**EXCERPTED RECORDS**

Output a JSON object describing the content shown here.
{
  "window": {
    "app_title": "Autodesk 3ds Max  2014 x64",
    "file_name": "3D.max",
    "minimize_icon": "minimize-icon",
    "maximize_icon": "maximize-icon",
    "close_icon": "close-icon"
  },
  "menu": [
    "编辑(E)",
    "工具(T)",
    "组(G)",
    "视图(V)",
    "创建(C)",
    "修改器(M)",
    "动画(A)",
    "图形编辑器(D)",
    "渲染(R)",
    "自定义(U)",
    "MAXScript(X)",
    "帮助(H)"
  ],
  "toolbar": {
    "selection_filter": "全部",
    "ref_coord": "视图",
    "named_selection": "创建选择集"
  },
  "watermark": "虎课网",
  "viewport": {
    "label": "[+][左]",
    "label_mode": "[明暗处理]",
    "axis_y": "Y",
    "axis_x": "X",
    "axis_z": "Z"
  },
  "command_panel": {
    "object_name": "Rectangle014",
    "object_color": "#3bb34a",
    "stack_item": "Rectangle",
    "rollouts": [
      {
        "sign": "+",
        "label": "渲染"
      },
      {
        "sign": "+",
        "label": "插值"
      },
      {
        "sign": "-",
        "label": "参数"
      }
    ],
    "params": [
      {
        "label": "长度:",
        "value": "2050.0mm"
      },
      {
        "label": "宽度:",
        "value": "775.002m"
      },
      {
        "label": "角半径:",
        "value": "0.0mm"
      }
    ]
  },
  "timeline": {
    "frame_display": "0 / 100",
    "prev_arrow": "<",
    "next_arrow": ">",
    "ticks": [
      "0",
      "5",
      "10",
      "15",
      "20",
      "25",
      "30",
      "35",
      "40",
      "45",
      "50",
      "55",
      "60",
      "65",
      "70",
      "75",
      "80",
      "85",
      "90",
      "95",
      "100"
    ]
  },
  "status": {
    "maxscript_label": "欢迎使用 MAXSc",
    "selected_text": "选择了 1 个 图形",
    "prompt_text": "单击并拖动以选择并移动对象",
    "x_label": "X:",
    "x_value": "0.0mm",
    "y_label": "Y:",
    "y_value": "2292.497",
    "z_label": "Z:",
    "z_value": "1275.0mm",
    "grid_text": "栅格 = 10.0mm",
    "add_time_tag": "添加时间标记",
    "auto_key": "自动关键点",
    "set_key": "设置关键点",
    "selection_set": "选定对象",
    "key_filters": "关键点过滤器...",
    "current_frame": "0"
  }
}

**DESCRIPTION OF THE TASK**
Extract every entry in the listing word for word.

**RESPONSE TO THE EXERCISE**
Output a JSON object describing the content shown here.
{
  "window": {
    "app_title": "Autodesk 3ds Max  2014 x64",
    "file_name": "3D.max",
    "minimize_icon": "minimize-icon",
    "maximize_icon": "maximize-icon",
    "close_icon": "close-icon"
  },
  "menu": [
    "编辑(E)",
    "工具(T)",
    "组(G)",
    "视图(V)",
    "创建(C)",
    "修改器(M)",
    "动画(A)",
    "图形编辑器(D)",
    "渲染(R)",
    "自定义(U)",
    "MAXScript(X)",
    "帮助(H)"
  ],
  "toolbar": {
    "selection_filter": "全部",
    "ref_coord": "视图",
    "named_selection": "创建选择集"
  },
  "watermark": "虎课网",
  "viewport": {
    "label": "[+][左]",
    "label_mode": "[明暗处理]",
    "axis_y": "Y",
    "axis_x": "X",
    "axis_z": "Z"
  },
  "command_panel": {
    "object_name": "Rectangle014",
    "object_color": "#3bb34a",
    "stack_item": "Rectangle",
    "rollouts": [
      {
        "sign": "+",
        "label": "渲染"
      },
      {
        "sign": "+",
        "label": "插值"
      },
      {
        "sign": "-",
        "label": "参数"
      }
    ],
    "params": [
      {
        "label": "长度:",
        "value": "2050.0mm"
      },
      {
        "label": "宽度:",
        "value": "775.002m"
      },
      {
        "label": "角半径:",
        "value": "0.0mm"
      }
    ]
  },
  "timeline": {
    "frame_display": "0 / 100",
    "prev_arrow": "<",
    "next_arrow": ">",
    "ticks": [
      "0",
      "5",
      "10",
      "15",
      "20",
      "25",
      "30",
      "35",
      "40",
      "45",
      "50",
      "55",
      "60",
      "65",
      "70",
      "75",
      "80",
      "85",
      "90",
      "95",
      "100"
    ]
  },
  "status": {
    "maxscript_label": "欢迎使用 MAXSc",
    "selected_text": "选择了 1 个 图形",
    "prompt_text": "单击并拖动以选择并移动对象",
    "x_label": "X:",
    "x_value": "0.0mm",
    "y_label": "Y:",
    "y_value": "2292.497",
    "z_label": "Z:",
    "z_value": "1275.0mm",
    "grid_text": "栅格 = 10.0mm",
    "add_time_tag": "添加时间标记",
    "auto_key": "自动关键点",
    "set_key": "设置关键点",
    "selection_set": "选定对象",
    "key_filters": "关键点过滤器...",
    "current_frame": "0"
  }
}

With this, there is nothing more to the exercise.